- [Passage for review]
I’m still hoping to adapt this story in 2026. I actually talked to some really promising illustrators toward the start of last year, but by early March it became clear that without a new day job, I wouldn’t be able to raise the money to pay for illustrations.
4: Is Superman an Illegal Alien?
Wading into the deeply stupid discourse around James Gunn’s Superman, I did my best to both answer the question in the headline, and provide some context from comics, film, and beyond.
I think this one was popular, mostly, because it was written in response to a viral meme and I dunked on some pretty stupid takes. It generated a bit of buzz on Bluesky in the days after it was published and, of course, this summer people were very fixated on Superman and how it would perform.
You can see the piece here, but I would recommend dropping just a few bucks on the ECV zine Everyone You Ever Met is Beautiful: Essays on James Gunn’s Superman, which includes that piece and several others, including some exclusive to the zine. I’m especially proud to have given Tilly Bridges a chance to write about the allegories a lot of transgender people see in the film’s relationship between Clark and Jonathan Kent.
3: Okay, But…Why Zack Snyder?
I was actually very proud of this piece, which dug into why Zack Snyder’s films have developed such a fierce cult following, and whether his fandom is truly “toxic” or just a byproduct of the deeply divisive fan culture on the internet.

- [Listed entries]
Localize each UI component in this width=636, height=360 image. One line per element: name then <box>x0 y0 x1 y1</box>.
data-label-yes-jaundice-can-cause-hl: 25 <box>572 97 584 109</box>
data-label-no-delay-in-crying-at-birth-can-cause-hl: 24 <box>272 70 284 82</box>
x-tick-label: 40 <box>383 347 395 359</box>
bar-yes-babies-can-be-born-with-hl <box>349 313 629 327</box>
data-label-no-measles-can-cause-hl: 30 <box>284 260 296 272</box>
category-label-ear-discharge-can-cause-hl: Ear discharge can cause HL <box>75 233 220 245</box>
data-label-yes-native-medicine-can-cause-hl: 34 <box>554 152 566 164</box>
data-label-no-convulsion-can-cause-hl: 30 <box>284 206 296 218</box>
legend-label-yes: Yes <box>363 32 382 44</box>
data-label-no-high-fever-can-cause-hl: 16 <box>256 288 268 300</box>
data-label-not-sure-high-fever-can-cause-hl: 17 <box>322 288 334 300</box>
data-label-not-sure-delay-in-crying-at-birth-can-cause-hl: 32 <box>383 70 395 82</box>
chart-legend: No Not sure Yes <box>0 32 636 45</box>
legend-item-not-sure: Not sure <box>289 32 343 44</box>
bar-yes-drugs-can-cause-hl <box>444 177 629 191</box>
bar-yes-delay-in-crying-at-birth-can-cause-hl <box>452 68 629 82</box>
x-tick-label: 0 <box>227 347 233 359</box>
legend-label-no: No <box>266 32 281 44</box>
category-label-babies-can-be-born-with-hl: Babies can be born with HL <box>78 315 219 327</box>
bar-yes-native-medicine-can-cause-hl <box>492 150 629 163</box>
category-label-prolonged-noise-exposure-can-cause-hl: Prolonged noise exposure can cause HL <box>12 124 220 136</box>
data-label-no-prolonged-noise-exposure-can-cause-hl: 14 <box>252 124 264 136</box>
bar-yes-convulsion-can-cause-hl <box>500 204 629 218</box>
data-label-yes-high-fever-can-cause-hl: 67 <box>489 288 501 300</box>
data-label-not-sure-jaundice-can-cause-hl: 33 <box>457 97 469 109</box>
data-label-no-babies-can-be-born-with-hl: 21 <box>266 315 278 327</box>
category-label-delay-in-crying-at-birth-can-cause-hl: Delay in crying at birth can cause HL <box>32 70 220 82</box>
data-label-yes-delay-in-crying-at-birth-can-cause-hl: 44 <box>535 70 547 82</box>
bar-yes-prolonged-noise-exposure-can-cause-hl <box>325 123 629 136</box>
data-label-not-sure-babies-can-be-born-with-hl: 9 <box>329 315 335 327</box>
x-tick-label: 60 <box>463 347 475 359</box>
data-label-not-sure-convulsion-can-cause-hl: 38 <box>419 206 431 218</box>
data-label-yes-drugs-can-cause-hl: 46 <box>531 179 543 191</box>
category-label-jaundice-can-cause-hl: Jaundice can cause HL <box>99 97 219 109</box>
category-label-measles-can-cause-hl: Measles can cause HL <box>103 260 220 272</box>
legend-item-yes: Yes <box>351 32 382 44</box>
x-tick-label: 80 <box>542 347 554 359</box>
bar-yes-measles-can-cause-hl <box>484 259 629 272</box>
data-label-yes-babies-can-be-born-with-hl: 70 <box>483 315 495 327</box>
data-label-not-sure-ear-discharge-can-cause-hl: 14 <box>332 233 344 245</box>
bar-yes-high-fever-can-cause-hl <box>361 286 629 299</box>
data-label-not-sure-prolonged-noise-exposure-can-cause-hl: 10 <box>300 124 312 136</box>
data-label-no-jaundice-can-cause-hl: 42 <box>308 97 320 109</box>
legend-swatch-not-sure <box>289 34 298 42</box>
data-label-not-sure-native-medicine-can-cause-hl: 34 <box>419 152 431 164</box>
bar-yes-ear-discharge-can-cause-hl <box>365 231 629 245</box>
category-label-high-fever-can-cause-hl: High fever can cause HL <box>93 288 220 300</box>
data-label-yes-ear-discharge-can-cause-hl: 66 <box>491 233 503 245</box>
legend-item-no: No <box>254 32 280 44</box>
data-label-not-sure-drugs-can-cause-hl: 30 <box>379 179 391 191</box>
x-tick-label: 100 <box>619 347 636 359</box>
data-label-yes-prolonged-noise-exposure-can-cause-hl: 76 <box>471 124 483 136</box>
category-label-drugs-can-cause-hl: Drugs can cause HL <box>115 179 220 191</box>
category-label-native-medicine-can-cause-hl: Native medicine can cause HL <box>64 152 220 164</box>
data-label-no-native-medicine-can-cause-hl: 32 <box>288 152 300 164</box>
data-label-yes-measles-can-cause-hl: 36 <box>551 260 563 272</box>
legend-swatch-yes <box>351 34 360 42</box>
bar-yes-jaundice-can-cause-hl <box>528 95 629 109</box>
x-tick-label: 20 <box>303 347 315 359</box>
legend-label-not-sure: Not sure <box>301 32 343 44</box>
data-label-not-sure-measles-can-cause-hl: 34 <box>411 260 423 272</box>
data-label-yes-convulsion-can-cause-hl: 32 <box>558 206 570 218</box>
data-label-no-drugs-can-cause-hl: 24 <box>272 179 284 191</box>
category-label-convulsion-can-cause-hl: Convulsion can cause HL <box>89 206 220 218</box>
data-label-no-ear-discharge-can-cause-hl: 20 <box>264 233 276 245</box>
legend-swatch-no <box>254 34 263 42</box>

- [Directions]
1 – Decide whether each statement agrees with the blog excerpt. Answer yes or no for each, and quote the words of the excerpt that settle it.
(a) The writer spoke with illustrators toward the start of last year.
(b) The Superman piece drew attention on Twitter in the days after it was published.
(c) Tilly Bridges wrote about the relationship between Clark and Martha Kent.
2 – Extract the part of the blog excerpt between "Wading into the" and "it would perform.", inclusive, word for word.

- [Written responses]
1 –
(a) Yes: "I actually talked to some really promising illustrators toward the start of last year"
(b) No: "It generated a bit of buzz on Bluesky in the days after it was published"
(c) No: "the film’s relationship between Clark and Jonathan Kent"

2 –
Wading into the deeply stupid discourse around James Gunn’s Superman, I did my best to both answer the question in the headline, and provide some context from comics, film, and beyond.
I think this one was popular, mostly, because it was written in response to a viral meme and I dunked on some pretty stupid takes. It generated a bit of buzz on Bluesky in the days after it was published and, of course, this summer people were very fixated on Superman and how it would perform.